» What you will do
Copy each line in the data that includes the word "name".

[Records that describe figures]
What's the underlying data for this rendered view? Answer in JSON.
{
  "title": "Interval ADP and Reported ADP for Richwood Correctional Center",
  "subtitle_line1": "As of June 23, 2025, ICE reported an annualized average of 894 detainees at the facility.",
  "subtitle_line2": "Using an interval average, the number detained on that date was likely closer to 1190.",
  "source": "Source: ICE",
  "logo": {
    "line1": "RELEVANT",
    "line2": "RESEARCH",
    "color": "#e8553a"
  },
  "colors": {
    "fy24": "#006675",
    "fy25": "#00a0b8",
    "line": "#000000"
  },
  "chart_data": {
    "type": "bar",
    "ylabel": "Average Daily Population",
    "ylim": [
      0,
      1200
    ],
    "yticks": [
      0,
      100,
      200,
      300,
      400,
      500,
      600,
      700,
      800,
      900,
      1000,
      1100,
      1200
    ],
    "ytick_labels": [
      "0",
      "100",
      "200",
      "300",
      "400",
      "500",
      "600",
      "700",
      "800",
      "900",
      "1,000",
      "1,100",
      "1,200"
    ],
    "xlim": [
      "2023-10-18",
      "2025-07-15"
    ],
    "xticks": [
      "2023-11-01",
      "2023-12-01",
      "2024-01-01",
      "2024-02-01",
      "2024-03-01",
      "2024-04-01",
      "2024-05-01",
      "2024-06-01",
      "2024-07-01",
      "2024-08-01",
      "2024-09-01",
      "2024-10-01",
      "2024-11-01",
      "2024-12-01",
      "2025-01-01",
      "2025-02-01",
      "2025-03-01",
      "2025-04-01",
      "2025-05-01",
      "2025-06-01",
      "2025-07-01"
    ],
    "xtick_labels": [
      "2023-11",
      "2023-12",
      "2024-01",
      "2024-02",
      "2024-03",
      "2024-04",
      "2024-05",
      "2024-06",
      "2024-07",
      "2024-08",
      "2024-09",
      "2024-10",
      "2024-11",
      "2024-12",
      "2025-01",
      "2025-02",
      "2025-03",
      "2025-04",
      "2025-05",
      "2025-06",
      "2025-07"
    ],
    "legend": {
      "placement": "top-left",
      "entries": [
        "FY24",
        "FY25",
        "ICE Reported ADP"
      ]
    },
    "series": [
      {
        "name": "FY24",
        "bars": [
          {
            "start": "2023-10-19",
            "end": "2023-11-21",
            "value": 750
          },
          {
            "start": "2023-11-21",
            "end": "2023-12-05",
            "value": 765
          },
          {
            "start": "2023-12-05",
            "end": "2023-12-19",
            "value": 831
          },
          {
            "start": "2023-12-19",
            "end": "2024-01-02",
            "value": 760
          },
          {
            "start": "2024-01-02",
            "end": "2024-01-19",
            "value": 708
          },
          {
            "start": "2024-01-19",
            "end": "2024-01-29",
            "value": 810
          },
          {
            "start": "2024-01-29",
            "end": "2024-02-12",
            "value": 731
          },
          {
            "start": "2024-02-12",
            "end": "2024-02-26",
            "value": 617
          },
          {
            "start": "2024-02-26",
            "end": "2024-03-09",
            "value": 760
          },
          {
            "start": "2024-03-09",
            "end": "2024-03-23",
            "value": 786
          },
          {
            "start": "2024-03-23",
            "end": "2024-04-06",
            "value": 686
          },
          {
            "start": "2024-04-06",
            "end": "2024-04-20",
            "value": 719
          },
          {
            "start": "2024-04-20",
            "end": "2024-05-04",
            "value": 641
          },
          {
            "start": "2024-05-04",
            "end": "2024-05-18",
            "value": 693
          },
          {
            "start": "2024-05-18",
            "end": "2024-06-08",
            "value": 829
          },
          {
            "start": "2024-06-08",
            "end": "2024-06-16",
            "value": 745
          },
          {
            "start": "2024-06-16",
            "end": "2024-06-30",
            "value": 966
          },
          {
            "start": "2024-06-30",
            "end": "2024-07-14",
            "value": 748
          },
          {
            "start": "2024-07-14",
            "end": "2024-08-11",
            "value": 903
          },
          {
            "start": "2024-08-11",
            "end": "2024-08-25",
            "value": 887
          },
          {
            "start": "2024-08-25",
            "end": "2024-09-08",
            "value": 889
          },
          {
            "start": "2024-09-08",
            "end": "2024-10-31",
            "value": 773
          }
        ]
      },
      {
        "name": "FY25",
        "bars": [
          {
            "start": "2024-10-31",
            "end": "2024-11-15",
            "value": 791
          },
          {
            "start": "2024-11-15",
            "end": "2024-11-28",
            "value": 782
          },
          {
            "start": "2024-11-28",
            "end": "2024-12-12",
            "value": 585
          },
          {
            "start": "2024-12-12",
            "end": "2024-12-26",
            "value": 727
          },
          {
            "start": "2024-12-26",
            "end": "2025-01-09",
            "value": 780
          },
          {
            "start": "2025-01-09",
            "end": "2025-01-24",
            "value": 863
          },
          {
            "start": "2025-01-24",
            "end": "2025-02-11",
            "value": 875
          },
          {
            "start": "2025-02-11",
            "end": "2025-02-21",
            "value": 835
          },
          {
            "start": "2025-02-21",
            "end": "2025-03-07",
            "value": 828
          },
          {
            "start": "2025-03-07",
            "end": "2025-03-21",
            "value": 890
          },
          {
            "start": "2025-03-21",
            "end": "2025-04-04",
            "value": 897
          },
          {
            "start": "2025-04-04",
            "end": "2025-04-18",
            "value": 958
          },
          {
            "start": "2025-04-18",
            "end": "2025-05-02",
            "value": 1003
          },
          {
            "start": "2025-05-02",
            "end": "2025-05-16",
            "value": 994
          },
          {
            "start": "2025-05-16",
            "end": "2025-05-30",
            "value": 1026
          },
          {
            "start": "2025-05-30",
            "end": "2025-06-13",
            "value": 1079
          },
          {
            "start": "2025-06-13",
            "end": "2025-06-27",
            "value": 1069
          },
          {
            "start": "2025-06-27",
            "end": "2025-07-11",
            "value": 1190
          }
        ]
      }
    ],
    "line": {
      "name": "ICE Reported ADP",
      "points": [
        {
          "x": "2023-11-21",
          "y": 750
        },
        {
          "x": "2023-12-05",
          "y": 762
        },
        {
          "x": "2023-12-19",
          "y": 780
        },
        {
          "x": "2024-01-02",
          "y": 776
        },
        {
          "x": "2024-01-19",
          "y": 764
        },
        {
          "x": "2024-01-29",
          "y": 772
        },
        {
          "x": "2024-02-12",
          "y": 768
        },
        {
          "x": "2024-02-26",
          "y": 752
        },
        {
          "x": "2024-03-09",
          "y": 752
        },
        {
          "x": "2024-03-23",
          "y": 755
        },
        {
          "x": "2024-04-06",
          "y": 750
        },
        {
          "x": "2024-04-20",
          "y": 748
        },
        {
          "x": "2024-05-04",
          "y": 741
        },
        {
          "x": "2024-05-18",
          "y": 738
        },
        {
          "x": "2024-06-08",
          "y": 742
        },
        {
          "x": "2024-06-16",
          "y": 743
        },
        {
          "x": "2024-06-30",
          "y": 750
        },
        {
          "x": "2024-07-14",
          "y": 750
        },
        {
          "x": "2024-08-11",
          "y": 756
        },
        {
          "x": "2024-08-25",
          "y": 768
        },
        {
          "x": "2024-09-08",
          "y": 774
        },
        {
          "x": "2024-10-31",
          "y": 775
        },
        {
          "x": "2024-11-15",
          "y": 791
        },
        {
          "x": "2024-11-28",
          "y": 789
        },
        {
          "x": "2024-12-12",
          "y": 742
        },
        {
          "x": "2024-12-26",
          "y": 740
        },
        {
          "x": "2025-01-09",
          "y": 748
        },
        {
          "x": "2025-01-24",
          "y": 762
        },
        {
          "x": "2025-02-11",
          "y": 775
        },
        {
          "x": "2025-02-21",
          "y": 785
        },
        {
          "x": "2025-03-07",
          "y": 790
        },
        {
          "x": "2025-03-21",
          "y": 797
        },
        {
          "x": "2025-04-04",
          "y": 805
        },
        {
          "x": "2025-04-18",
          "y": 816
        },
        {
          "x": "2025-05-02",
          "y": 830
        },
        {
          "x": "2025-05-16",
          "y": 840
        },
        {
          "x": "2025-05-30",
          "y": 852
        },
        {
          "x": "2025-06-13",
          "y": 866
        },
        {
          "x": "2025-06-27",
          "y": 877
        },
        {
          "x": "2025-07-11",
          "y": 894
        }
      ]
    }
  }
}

» Task output
        "name": "FY24",
        "name": "FY25",
      "name": "ICE Reported ADP",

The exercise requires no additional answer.